WHAT TO DO: Look through the data below. Collect every line where the word "clic" occurs.

[Stored data entries]
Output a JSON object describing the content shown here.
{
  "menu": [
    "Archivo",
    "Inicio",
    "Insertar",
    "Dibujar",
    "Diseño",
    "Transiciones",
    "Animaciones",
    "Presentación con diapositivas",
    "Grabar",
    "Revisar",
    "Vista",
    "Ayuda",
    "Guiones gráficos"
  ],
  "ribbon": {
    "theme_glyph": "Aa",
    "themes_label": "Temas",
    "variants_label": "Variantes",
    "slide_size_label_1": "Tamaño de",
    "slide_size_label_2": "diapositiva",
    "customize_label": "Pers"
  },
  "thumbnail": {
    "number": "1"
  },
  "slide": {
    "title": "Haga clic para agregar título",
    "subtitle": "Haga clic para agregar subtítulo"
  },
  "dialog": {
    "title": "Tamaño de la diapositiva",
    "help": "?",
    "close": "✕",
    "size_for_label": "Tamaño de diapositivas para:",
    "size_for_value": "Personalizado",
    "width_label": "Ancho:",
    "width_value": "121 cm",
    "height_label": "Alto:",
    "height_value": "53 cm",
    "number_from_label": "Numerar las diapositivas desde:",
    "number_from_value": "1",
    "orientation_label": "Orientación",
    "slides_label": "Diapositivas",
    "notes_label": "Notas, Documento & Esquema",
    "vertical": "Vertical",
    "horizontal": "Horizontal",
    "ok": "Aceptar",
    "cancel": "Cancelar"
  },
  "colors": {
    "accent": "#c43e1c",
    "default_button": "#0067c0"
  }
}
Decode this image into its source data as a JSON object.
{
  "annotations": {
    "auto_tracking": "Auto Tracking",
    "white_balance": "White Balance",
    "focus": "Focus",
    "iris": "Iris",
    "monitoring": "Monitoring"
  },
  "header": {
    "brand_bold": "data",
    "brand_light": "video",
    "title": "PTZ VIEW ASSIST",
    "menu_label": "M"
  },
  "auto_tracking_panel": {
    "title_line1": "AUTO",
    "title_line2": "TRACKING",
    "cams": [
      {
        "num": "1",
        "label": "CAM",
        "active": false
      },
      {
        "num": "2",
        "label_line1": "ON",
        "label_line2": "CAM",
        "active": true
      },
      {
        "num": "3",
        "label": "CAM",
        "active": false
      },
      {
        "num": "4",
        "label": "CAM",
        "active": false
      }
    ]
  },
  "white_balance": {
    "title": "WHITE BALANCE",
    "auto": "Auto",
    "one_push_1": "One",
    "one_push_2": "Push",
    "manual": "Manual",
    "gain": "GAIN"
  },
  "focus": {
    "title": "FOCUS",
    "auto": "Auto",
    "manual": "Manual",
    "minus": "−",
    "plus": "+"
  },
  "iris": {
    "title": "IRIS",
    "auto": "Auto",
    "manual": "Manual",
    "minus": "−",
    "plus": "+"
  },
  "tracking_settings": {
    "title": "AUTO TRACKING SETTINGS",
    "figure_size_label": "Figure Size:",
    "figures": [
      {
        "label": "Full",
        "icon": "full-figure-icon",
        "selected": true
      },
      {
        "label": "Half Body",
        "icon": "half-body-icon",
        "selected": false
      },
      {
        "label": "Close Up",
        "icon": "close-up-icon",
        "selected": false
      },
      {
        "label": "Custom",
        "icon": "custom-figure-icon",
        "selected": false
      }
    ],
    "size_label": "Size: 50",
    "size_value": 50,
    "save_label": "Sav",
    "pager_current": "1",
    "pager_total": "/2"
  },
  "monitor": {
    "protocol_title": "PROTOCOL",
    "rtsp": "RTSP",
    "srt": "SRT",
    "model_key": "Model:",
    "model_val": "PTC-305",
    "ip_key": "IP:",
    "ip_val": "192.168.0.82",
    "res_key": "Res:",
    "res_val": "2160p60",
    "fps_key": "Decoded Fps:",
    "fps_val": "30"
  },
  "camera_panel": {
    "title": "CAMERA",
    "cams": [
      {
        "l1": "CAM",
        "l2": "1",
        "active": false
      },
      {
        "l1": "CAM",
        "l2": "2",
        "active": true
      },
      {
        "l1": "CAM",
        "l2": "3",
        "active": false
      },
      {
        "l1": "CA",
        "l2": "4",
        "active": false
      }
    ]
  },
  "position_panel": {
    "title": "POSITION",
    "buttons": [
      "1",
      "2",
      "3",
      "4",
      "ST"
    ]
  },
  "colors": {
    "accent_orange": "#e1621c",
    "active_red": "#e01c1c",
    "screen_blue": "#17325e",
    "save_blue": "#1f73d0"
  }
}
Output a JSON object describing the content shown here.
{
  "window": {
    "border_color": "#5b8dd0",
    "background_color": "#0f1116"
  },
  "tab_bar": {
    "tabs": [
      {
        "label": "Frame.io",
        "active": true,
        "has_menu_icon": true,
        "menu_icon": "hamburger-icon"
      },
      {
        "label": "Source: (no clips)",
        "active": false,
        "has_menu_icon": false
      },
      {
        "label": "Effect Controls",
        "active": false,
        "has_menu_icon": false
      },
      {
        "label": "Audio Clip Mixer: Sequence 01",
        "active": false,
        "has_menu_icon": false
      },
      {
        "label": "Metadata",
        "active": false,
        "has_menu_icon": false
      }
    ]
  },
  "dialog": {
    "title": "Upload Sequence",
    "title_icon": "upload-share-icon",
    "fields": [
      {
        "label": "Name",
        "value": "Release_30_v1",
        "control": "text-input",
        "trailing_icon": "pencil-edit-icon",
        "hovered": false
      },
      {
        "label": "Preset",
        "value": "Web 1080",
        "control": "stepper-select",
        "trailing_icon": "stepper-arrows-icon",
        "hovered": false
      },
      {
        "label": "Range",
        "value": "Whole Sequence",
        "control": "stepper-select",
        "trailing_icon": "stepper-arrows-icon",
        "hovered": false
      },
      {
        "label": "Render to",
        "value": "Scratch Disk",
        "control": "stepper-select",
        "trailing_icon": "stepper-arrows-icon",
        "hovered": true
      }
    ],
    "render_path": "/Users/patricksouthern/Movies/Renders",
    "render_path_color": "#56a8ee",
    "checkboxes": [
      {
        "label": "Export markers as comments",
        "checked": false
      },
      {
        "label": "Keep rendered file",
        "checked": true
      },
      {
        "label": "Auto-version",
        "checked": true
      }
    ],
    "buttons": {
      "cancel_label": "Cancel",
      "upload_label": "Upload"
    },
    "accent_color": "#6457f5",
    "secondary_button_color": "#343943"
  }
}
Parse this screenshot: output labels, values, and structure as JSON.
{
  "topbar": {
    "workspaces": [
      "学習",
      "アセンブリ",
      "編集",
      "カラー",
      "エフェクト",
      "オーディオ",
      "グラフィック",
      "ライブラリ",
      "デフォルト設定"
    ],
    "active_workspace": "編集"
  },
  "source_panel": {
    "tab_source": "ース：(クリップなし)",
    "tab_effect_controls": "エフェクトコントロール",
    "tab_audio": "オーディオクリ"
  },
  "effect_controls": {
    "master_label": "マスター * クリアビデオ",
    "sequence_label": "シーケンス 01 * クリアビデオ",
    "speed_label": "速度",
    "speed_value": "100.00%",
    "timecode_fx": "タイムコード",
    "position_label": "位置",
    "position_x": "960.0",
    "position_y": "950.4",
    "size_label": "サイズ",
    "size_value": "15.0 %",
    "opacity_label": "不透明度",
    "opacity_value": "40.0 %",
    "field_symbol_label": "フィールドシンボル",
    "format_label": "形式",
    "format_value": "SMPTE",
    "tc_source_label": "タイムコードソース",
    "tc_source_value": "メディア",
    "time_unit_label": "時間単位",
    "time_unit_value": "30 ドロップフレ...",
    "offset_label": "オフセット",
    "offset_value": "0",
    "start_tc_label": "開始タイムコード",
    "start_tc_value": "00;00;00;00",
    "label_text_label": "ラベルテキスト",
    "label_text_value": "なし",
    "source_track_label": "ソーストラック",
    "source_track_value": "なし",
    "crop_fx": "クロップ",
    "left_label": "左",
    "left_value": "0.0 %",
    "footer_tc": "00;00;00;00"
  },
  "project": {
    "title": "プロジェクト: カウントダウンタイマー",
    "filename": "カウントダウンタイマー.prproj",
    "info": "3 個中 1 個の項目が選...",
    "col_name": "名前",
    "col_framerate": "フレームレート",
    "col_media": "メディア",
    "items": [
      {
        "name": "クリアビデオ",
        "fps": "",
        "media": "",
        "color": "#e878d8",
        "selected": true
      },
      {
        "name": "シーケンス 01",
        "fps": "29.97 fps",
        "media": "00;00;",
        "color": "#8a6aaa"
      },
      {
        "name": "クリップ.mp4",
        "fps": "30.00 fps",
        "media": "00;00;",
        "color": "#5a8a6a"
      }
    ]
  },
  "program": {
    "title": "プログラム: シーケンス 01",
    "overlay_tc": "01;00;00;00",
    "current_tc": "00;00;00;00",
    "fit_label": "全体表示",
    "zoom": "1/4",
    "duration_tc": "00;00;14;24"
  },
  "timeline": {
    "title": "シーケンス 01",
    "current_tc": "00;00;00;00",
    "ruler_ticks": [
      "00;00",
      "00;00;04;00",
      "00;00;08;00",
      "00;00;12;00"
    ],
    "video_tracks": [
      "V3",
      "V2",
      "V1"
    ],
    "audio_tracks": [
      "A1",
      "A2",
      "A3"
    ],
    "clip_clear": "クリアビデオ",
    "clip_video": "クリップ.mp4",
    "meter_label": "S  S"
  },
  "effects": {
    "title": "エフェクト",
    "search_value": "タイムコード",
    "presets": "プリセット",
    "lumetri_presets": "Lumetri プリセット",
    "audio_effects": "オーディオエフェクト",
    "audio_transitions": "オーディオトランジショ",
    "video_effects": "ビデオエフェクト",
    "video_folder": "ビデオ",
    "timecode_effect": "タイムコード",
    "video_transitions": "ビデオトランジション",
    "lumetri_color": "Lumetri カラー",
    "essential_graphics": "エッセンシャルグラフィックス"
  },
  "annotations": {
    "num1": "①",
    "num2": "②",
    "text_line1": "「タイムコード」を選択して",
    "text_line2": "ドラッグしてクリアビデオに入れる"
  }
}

RESPONSE FOR THIS EXERCISE:
    "title": "Haga clic para agregar título",
    "subtitle": "Haga clic para agregar subtítulo"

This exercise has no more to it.